Entries taken from a collection:

----------

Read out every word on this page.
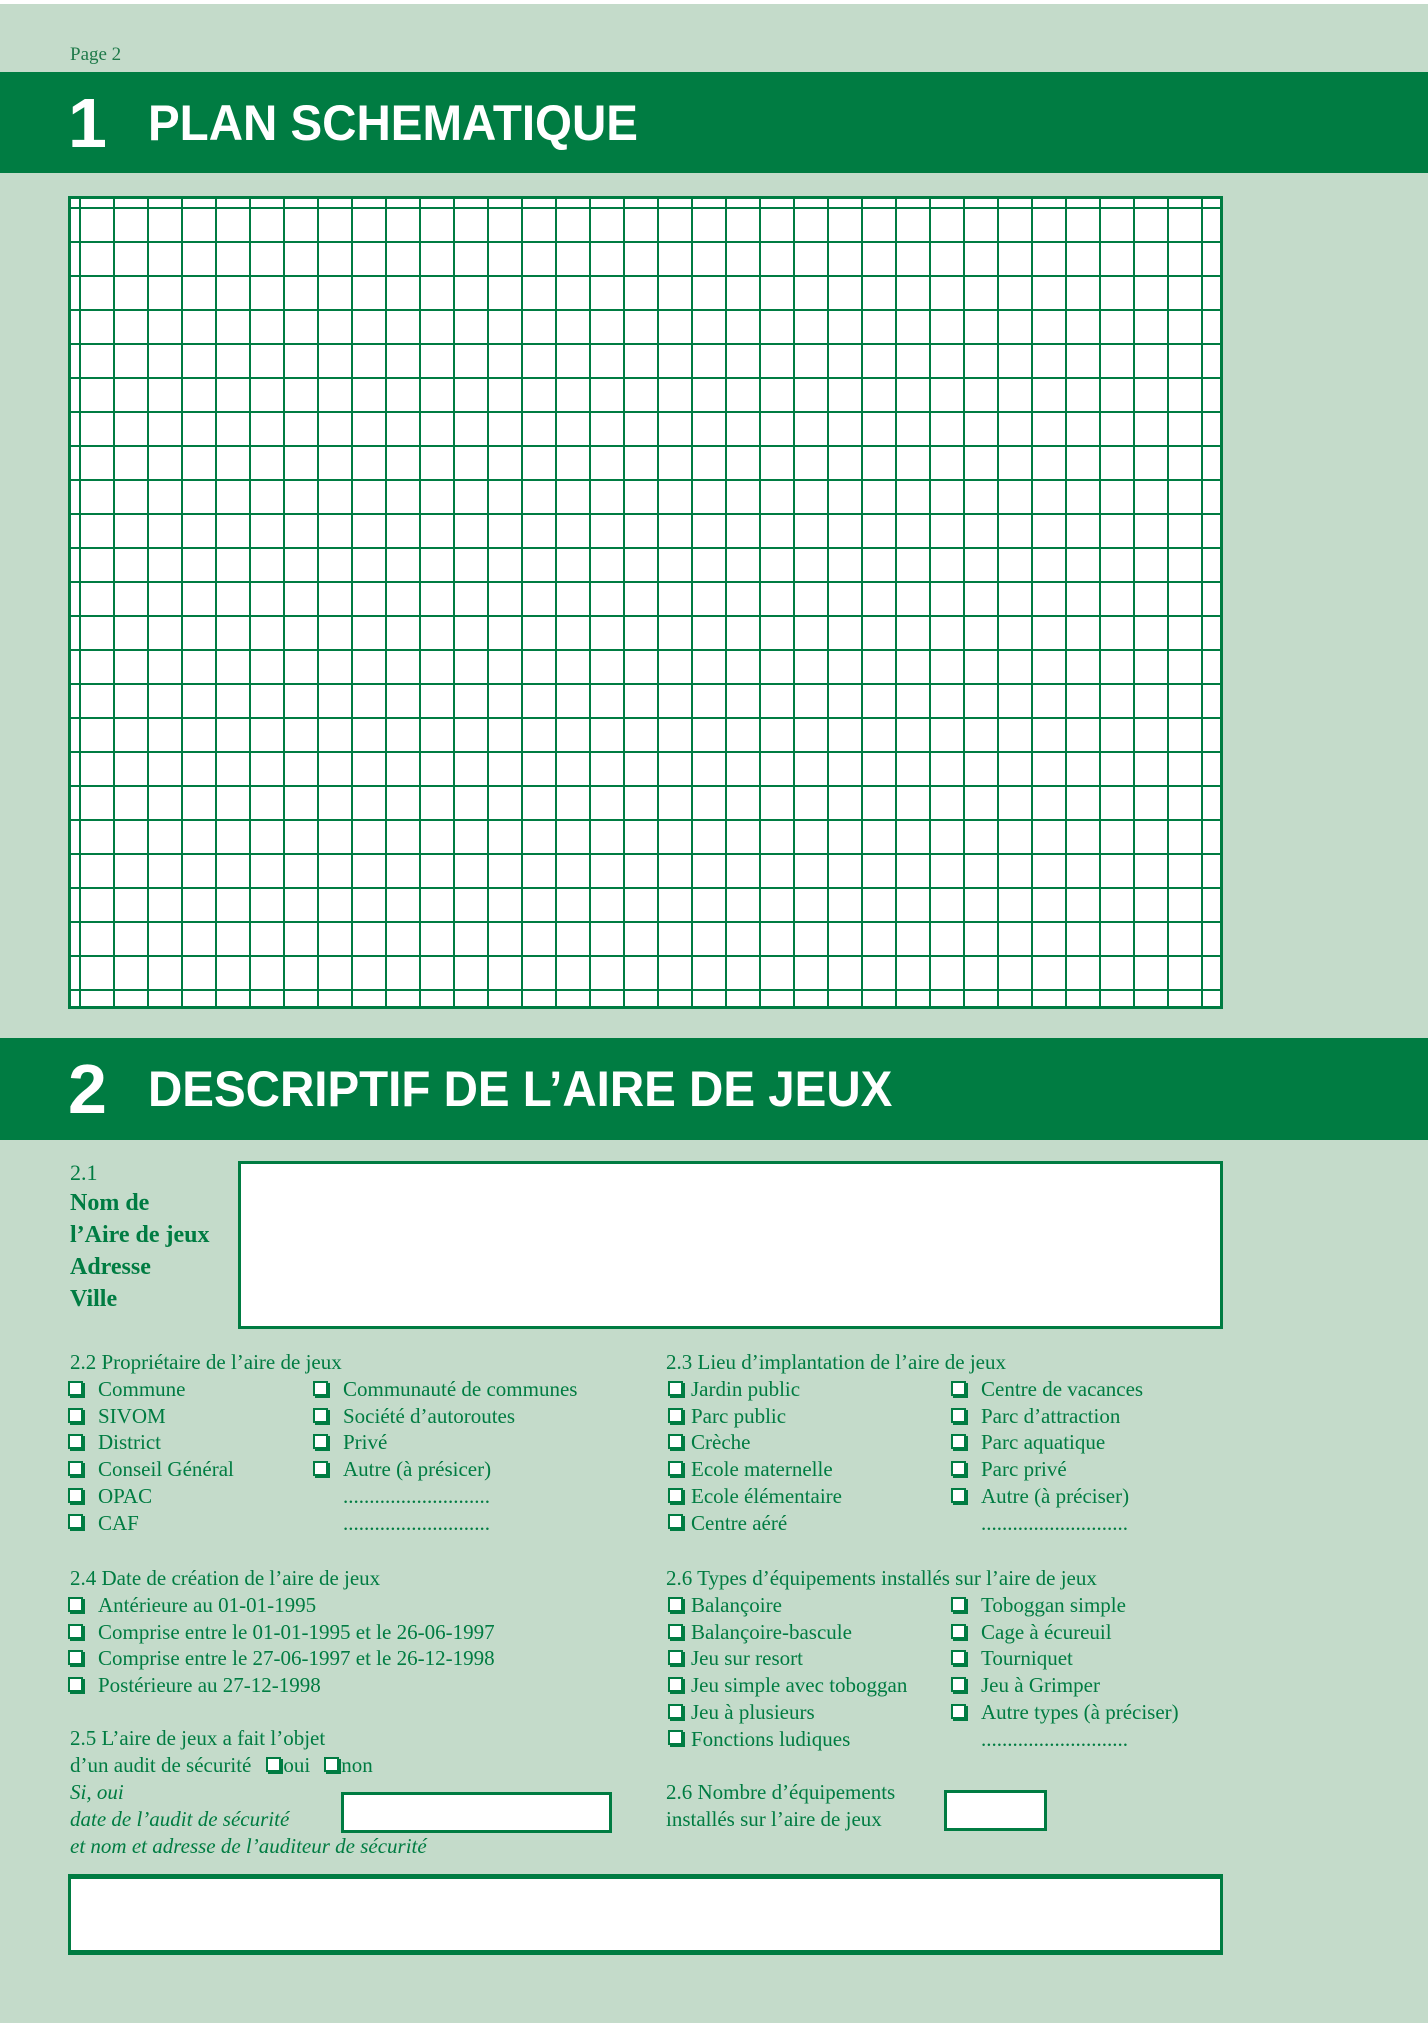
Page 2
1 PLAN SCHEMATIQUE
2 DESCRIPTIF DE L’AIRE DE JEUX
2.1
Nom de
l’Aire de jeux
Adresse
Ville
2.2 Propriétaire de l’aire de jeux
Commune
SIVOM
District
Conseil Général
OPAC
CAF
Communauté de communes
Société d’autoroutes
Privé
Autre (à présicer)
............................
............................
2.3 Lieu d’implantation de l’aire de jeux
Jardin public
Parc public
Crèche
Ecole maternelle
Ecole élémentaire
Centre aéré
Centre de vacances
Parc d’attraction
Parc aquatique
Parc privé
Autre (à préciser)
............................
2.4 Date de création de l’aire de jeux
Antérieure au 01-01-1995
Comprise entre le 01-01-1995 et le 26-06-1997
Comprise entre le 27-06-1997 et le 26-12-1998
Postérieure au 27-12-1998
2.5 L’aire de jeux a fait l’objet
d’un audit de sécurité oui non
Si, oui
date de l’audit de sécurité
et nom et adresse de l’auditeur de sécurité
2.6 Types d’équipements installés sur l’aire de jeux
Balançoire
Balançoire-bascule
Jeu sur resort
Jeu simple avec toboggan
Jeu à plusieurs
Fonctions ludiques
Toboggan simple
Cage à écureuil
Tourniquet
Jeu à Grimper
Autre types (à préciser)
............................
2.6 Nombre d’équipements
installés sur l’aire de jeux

----------

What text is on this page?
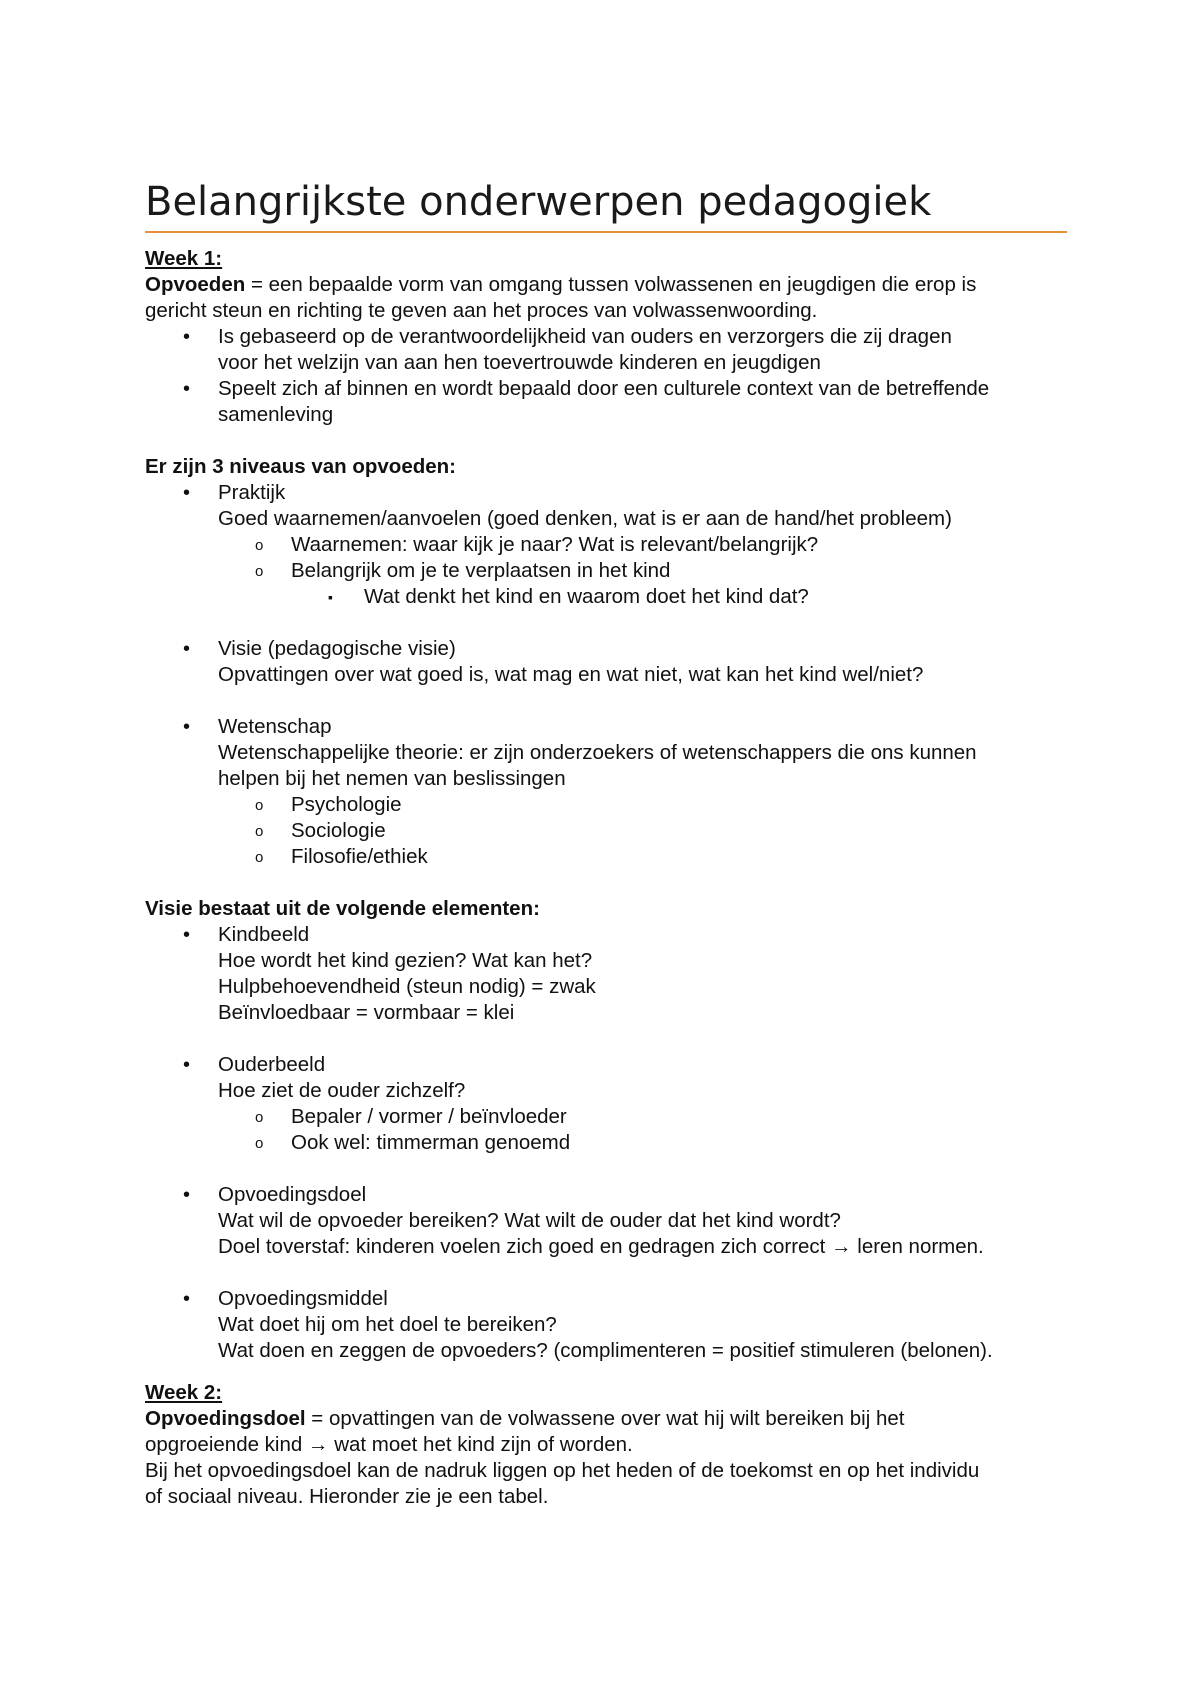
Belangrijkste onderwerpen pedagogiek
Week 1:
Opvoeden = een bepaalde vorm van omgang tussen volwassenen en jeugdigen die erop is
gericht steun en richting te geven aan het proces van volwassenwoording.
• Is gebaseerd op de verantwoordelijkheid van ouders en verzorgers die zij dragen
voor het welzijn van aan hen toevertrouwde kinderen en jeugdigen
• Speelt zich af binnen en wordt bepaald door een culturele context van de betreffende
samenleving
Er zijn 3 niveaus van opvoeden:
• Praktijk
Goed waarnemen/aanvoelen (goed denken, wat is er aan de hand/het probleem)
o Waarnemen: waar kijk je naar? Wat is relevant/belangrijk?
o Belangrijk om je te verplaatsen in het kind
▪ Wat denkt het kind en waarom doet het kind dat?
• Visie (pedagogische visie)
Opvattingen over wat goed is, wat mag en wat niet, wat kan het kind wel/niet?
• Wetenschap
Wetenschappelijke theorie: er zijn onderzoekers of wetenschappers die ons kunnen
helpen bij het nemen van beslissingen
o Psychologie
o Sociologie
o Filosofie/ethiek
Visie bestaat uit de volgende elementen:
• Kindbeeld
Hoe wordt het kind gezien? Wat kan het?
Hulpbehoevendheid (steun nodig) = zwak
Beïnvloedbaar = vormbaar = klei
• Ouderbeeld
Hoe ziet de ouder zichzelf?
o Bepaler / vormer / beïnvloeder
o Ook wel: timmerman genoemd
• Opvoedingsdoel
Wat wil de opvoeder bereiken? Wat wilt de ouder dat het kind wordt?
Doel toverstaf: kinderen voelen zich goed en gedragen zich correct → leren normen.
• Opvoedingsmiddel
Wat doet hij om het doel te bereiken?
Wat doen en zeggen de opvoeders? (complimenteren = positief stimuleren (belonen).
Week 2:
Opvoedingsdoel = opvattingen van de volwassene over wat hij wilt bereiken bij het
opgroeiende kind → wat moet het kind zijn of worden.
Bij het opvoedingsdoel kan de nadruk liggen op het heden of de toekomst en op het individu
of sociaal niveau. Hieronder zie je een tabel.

----------

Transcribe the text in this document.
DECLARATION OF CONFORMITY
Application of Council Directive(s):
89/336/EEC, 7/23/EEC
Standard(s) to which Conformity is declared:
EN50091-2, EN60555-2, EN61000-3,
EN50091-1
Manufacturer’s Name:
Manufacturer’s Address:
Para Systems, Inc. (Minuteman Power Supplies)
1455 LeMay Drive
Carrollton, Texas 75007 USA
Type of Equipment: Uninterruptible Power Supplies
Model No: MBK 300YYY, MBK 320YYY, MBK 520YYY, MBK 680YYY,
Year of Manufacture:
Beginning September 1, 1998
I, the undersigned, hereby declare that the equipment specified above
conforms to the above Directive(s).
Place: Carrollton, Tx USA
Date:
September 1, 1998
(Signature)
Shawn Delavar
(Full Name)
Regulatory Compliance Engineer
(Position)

----------

Determine how many lines in the listing above hold the word "jeugdigen", answering with the number only.

» TASK ANSWER: 2